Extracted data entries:

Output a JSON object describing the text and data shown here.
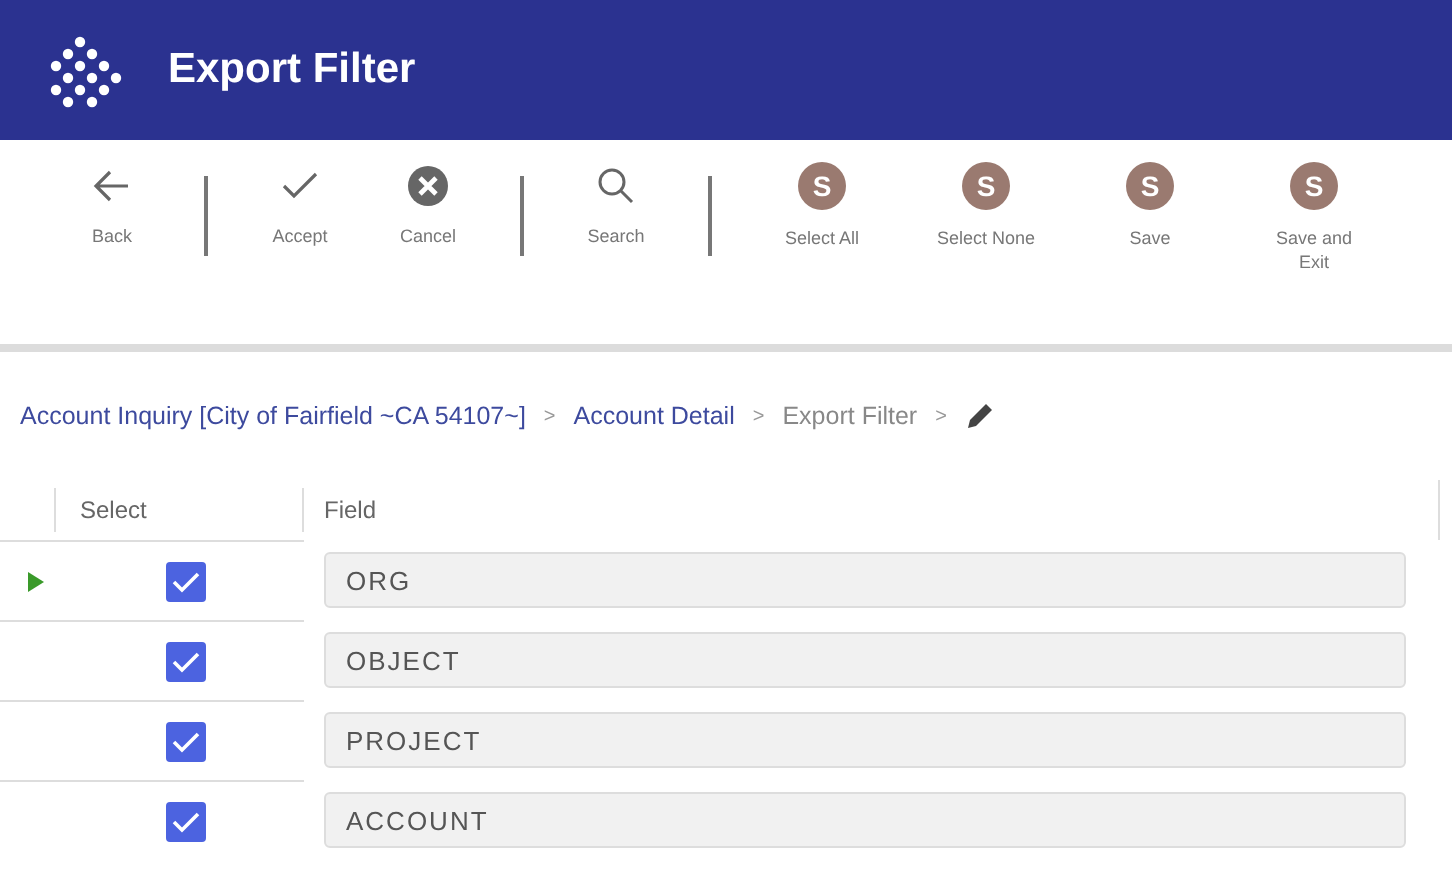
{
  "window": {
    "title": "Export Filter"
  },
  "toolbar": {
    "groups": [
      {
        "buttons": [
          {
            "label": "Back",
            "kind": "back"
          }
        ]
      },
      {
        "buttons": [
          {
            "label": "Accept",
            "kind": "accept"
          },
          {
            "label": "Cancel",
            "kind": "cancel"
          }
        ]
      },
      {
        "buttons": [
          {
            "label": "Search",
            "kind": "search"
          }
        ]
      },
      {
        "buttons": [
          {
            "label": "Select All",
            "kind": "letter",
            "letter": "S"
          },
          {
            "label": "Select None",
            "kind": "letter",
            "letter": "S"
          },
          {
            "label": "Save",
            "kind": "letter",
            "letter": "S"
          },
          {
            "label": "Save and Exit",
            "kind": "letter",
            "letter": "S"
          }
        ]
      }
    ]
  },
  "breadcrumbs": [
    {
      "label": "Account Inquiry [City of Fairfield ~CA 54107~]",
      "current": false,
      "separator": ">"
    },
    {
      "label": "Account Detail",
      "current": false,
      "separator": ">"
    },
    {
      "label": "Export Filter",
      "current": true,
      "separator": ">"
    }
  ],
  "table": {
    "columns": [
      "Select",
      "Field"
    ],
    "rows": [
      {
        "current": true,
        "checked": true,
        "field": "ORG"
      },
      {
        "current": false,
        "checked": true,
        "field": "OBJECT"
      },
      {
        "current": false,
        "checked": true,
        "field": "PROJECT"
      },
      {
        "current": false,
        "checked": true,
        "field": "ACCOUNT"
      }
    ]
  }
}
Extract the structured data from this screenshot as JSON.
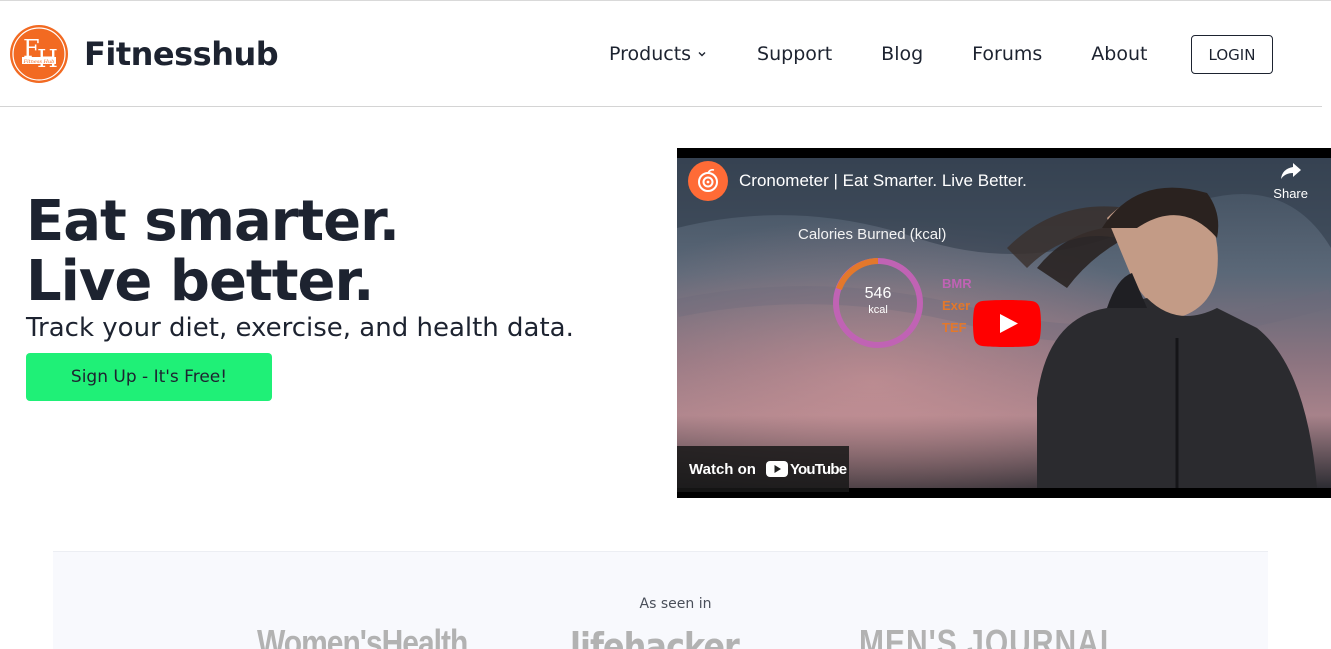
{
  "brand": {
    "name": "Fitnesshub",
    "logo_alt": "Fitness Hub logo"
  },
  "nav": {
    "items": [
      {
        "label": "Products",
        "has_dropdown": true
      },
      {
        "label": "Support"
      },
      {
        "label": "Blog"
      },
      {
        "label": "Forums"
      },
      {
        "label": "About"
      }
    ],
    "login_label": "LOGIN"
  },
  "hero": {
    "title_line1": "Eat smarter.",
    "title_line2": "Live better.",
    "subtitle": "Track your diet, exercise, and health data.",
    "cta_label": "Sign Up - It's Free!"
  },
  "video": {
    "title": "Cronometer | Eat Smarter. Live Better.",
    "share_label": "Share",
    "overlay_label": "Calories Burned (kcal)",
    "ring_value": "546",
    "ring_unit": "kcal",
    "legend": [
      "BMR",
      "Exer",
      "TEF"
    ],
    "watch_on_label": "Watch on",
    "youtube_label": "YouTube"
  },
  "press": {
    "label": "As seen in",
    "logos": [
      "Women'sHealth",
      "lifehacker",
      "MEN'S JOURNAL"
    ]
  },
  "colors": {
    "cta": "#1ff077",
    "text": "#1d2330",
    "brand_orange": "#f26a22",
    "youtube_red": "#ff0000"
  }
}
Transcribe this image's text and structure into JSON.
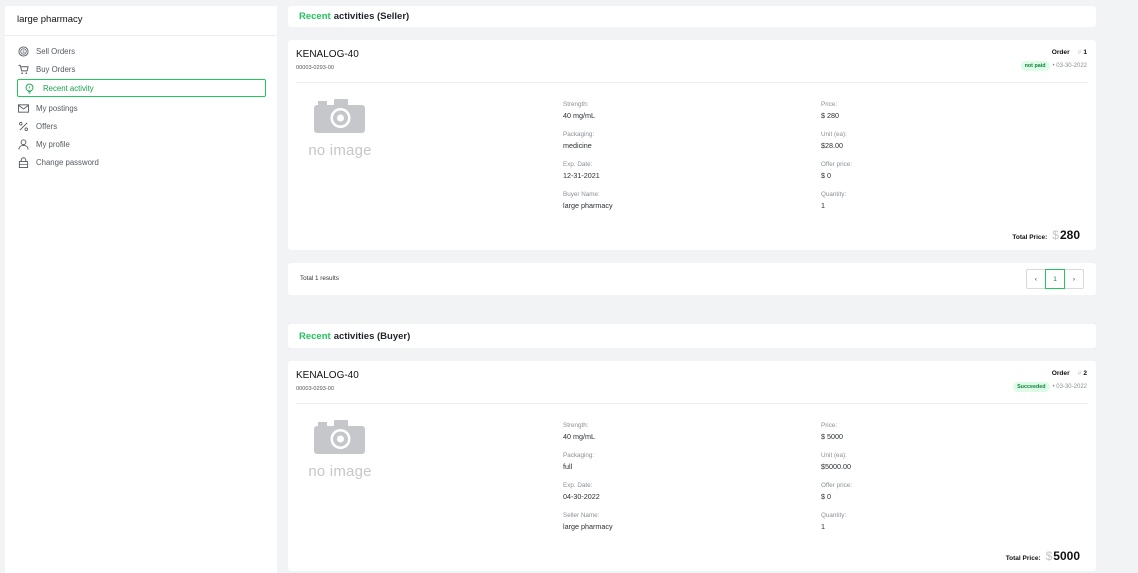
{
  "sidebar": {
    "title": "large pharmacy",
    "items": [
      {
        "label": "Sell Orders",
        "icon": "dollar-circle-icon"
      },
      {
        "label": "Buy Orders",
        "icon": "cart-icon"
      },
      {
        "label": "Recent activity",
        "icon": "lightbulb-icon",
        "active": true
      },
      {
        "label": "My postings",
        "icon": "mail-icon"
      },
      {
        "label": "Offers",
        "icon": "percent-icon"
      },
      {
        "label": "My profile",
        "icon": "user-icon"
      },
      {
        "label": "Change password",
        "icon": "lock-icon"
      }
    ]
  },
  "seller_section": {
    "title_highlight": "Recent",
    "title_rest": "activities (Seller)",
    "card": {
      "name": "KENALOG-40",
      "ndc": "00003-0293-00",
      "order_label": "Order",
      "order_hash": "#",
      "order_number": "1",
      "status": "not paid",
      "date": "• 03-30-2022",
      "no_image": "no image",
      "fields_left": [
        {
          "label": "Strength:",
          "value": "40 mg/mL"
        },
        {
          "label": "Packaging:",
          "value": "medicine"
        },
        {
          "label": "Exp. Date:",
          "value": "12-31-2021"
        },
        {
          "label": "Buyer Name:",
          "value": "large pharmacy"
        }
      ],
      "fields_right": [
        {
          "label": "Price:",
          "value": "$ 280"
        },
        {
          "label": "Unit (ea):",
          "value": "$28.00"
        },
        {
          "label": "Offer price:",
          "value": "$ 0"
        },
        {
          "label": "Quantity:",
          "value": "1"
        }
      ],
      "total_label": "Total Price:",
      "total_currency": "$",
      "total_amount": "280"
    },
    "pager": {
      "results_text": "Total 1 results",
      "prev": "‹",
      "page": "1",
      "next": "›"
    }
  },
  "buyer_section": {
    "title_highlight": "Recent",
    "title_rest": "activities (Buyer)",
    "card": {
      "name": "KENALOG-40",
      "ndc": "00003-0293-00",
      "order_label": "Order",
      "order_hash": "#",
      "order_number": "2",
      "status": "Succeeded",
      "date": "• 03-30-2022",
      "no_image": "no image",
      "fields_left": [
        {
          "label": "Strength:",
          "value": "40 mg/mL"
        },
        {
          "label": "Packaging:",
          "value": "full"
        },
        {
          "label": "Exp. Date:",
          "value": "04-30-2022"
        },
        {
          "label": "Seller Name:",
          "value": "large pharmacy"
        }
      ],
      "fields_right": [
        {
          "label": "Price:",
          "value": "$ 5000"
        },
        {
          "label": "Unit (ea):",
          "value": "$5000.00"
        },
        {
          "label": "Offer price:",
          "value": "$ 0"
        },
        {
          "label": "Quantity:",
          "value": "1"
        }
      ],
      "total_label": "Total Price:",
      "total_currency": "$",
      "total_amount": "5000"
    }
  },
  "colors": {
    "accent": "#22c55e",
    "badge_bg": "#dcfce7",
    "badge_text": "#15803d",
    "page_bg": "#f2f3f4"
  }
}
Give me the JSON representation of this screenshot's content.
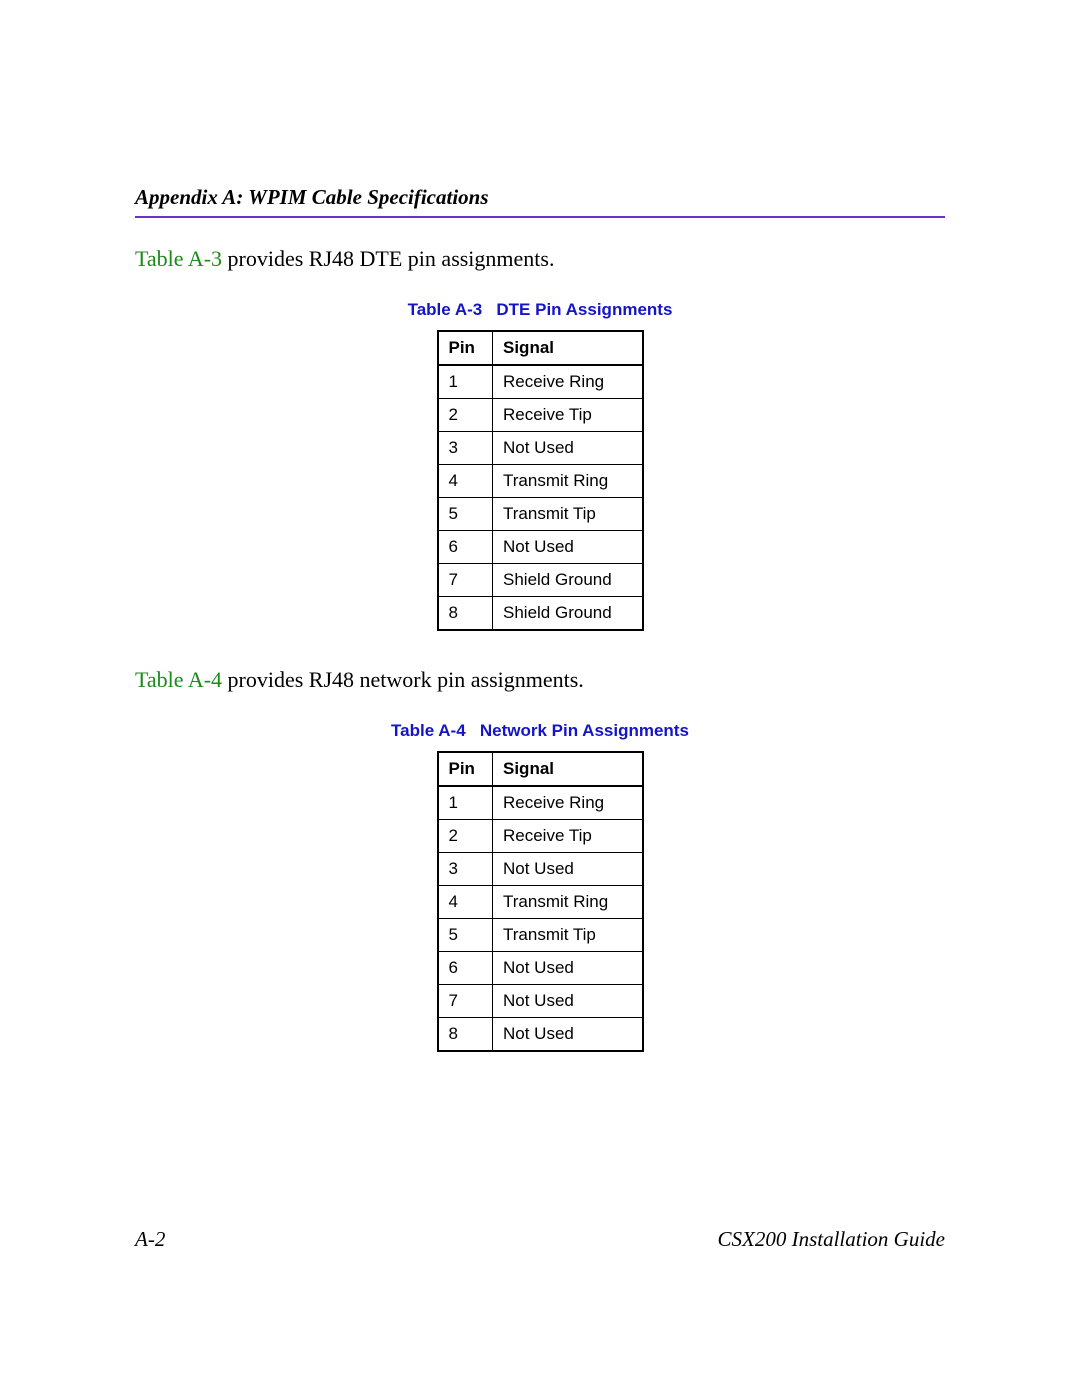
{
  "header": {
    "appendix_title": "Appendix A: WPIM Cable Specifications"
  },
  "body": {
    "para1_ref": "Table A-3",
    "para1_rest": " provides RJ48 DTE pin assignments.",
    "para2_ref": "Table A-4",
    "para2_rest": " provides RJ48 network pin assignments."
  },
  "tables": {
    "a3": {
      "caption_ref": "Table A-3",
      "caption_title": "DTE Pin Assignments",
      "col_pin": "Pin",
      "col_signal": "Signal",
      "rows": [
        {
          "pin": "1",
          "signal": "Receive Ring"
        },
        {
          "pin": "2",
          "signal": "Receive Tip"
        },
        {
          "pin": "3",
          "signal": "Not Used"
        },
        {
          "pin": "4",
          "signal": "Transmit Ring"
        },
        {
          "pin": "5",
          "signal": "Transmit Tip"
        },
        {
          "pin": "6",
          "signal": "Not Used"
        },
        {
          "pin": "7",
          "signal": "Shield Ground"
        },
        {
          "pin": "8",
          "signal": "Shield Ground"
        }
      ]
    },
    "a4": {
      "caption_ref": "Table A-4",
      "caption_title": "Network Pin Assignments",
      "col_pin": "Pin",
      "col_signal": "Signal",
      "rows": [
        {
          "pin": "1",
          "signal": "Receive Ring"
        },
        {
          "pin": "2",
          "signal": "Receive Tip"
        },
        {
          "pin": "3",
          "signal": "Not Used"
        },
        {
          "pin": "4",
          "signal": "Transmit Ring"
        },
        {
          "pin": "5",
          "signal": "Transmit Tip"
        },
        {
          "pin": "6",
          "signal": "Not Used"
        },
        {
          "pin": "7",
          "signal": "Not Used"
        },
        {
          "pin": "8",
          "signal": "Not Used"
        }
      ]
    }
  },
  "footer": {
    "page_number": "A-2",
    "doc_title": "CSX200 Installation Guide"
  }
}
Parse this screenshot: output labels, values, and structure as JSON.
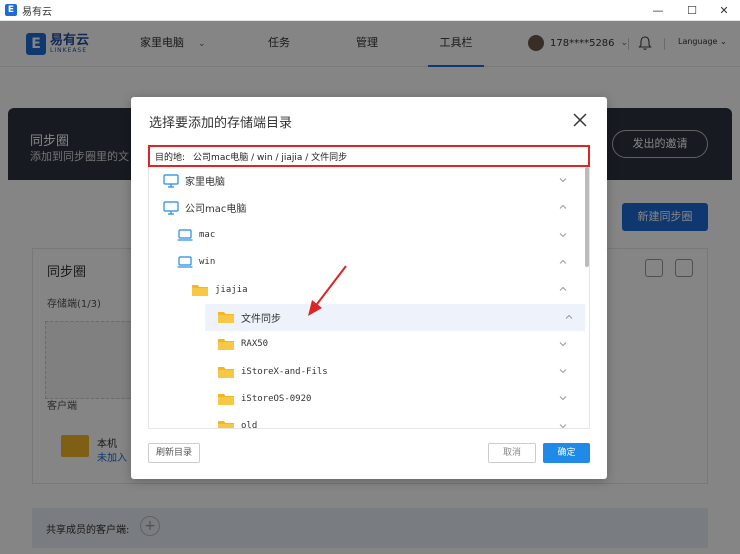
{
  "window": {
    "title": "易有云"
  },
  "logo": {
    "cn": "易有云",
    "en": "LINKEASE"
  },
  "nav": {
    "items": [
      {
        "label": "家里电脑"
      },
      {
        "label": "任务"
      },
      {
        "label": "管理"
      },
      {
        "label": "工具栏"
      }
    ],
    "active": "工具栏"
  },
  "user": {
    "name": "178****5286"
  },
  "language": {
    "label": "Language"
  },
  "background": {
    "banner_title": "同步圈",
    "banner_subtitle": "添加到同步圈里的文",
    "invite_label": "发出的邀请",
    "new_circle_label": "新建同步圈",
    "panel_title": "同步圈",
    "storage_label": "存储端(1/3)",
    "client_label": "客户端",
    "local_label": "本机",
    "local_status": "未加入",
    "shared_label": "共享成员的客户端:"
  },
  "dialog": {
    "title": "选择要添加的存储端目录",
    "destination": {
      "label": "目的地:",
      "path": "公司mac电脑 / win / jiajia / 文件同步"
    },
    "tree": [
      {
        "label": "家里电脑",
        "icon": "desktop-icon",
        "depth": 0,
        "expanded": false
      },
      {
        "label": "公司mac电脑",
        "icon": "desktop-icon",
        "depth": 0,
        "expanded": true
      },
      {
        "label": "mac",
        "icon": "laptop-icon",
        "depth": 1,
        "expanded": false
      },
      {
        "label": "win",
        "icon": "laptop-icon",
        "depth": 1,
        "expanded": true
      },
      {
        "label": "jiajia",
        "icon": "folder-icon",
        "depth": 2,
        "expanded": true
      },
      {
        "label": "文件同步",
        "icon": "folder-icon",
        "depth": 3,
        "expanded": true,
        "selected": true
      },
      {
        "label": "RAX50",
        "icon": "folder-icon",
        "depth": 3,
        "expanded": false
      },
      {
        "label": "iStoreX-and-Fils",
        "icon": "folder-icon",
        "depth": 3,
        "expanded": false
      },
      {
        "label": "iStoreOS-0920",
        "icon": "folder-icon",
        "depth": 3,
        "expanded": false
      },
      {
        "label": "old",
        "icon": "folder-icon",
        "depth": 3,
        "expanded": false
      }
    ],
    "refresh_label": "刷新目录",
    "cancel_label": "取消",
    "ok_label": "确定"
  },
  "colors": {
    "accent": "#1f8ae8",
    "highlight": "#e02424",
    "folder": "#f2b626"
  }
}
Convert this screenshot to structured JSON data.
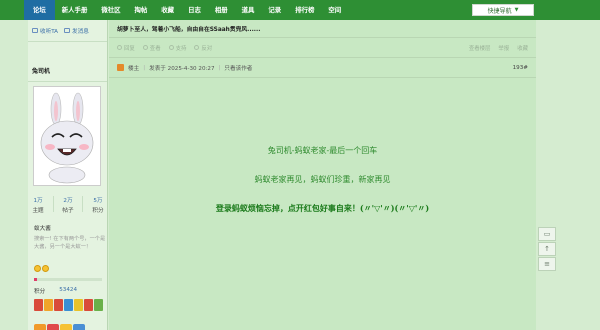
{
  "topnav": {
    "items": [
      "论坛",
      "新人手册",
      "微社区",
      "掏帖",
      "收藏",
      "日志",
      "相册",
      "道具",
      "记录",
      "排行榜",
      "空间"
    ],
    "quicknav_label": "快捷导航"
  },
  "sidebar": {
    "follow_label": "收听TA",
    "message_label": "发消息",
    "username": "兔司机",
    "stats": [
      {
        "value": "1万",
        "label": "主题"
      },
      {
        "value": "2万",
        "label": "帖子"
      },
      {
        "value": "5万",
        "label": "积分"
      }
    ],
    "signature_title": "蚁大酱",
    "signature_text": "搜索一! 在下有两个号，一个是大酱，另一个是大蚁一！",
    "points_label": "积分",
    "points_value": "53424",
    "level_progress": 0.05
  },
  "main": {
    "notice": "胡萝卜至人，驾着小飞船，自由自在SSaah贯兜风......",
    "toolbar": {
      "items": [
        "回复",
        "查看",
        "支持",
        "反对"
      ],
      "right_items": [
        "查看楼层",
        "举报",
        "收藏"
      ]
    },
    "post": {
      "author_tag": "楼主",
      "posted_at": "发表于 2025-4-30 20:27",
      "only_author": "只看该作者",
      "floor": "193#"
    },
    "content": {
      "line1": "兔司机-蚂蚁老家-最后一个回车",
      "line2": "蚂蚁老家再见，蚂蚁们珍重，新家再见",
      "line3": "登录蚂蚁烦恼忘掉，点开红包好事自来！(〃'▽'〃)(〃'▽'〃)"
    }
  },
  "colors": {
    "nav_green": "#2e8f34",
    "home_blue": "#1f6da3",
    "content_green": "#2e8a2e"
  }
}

Short exercise: Extract all lines from the material above that include the word "activities".

Solution to the problem:
    "title_rest": "activities (Seller)",
    "title_rest": "activities (Buyer)",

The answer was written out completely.